══ RECORD SET ══
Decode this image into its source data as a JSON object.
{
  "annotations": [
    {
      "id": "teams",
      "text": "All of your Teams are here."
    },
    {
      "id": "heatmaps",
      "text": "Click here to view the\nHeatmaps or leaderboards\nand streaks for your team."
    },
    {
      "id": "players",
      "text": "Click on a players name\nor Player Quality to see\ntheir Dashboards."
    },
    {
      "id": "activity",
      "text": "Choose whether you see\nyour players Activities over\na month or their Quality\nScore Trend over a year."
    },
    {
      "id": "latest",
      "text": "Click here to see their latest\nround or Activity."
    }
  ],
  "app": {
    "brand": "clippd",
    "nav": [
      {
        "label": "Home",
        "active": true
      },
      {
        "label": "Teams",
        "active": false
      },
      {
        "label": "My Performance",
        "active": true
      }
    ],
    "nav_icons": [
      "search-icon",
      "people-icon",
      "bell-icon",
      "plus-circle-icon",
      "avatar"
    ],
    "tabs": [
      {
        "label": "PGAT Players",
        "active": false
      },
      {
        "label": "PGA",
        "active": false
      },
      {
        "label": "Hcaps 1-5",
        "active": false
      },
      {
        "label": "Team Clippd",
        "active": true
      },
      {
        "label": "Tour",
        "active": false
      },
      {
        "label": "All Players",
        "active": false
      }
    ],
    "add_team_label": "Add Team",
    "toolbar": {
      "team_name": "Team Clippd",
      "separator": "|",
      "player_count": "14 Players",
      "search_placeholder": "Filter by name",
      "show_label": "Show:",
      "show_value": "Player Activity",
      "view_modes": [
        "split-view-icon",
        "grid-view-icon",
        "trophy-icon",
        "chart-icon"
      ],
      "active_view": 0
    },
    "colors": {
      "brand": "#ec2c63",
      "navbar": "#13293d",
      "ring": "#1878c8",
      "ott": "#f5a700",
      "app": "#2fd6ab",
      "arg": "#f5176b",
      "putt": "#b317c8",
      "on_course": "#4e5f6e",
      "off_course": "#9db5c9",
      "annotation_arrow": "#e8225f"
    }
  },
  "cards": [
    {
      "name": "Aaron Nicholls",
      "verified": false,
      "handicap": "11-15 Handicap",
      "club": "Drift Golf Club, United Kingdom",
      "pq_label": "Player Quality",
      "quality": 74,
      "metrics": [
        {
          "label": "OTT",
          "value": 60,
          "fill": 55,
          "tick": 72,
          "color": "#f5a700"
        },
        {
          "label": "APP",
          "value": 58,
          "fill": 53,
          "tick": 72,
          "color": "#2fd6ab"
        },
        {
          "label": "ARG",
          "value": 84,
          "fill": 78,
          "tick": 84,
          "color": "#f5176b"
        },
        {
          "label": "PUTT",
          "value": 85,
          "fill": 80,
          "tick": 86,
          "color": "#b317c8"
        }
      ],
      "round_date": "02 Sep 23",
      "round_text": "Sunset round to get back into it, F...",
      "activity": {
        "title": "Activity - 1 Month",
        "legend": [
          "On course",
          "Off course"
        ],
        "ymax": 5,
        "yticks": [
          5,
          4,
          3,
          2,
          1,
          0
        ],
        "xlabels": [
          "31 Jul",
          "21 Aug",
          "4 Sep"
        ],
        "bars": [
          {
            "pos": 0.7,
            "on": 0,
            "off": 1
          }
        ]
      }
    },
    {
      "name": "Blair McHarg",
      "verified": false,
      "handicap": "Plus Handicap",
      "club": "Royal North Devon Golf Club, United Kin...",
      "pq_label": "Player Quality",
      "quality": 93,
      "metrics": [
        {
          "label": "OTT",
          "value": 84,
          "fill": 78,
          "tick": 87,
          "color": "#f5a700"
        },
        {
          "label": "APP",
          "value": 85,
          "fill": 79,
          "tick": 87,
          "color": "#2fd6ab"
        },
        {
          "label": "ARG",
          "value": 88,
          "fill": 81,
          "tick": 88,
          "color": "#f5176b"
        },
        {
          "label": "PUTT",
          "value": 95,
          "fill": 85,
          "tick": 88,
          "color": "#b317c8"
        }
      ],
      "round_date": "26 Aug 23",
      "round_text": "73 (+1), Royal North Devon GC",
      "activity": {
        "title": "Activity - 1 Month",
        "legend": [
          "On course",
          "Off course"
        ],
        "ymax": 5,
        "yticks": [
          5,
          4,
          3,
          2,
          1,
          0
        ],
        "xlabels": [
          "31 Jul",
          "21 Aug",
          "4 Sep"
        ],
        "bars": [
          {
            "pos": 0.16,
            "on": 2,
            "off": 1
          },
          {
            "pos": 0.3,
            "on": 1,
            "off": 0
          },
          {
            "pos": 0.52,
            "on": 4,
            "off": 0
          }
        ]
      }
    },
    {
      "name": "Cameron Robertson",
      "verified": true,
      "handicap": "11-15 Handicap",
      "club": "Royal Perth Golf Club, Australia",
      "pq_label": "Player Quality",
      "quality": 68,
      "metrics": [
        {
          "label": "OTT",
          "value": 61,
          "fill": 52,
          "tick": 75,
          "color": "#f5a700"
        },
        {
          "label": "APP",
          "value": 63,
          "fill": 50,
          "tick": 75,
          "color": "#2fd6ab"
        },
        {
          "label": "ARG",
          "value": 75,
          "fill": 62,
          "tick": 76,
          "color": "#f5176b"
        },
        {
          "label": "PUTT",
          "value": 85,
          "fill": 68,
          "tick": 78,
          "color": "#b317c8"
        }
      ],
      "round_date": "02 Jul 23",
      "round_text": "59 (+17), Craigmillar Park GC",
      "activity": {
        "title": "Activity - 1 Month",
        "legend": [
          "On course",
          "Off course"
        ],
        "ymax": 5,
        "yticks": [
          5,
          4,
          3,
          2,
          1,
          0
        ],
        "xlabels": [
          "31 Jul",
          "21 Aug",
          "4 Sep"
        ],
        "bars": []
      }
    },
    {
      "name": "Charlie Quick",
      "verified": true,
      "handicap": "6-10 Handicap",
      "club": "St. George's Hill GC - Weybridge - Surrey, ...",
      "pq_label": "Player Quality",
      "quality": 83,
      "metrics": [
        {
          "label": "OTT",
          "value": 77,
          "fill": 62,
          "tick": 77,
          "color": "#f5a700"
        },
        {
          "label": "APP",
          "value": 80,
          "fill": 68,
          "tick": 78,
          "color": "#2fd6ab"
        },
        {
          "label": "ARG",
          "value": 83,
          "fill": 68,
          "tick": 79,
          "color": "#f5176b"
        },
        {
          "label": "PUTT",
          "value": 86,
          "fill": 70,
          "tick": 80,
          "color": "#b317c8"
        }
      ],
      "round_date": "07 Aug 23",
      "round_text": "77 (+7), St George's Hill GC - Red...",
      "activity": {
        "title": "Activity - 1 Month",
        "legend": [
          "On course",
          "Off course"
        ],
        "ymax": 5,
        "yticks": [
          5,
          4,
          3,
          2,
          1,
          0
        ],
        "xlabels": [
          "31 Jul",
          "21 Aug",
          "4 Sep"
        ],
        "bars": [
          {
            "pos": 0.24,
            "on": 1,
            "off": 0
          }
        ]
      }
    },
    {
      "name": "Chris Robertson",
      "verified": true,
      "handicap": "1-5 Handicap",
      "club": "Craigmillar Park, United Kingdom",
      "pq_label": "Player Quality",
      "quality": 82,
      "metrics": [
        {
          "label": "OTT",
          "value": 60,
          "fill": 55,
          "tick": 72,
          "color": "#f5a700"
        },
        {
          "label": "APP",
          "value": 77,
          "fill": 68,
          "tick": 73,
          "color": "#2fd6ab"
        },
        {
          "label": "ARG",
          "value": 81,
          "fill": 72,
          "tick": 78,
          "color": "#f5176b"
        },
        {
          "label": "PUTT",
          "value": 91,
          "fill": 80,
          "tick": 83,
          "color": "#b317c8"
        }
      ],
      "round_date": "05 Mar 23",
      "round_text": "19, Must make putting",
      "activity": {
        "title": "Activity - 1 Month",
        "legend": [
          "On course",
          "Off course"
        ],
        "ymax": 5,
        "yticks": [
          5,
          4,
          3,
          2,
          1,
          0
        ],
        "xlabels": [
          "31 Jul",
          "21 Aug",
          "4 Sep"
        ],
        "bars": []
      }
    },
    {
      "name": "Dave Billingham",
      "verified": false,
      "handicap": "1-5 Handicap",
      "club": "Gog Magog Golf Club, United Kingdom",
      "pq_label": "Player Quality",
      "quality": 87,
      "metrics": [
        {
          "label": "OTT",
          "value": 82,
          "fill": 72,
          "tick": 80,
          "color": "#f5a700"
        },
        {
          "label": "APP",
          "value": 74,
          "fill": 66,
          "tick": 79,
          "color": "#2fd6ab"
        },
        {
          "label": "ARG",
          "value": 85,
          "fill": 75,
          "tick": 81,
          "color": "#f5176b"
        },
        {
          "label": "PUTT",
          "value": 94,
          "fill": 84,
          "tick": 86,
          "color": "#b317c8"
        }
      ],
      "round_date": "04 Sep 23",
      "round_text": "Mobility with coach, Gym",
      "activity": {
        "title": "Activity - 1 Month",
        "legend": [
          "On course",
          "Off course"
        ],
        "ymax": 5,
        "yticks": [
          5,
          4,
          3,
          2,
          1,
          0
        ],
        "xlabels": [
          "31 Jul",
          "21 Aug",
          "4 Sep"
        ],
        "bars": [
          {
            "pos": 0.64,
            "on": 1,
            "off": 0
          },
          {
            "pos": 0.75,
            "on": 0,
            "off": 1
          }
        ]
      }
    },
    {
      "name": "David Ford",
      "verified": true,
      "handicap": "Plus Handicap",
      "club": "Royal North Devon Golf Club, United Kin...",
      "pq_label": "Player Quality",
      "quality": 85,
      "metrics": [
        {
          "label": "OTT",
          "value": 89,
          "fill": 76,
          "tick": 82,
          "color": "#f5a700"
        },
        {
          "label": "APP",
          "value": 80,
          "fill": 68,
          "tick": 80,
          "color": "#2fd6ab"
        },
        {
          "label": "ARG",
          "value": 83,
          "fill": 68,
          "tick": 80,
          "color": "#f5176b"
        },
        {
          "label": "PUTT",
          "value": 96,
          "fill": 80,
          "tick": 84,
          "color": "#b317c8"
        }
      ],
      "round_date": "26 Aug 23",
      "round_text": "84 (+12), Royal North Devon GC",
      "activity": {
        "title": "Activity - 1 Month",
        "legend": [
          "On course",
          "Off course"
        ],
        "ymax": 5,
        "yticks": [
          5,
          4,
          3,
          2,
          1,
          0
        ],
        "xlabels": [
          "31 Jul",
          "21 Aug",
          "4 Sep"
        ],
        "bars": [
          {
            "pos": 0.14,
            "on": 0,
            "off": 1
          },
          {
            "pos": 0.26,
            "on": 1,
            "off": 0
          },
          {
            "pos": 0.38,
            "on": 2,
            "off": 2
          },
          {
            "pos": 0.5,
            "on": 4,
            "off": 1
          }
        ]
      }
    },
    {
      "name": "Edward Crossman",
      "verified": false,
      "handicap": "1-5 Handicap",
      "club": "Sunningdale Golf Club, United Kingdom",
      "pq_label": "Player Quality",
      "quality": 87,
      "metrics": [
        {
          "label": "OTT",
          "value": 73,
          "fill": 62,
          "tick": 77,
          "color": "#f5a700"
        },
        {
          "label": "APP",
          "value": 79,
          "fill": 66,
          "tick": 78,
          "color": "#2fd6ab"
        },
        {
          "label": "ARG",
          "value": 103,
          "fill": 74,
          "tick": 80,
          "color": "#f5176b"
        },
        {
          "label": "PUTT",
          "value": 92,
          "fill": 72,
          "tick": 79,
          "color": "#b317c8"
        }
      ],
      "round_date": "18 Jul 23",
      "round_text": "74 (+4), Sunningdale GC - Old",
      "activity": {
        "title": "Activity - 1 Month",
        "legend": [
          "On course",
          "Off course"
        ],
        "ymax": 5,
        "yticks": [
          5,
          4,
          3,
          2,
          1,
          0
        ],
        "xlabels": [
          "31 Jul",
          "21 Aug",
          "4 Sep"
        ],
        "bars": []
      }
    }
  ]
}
═══
## [WHAT YOU WILL DO]
Pick out lines containing the word "here", each one as written.

## [EXPECTED ANSWER]
      "text": "All of your Teams are here."
      "text": "Click here to view the\nHeatmaps or leaderboards\nand streaks for your team."
      "text": "Click here to see their latest\nround or Activity."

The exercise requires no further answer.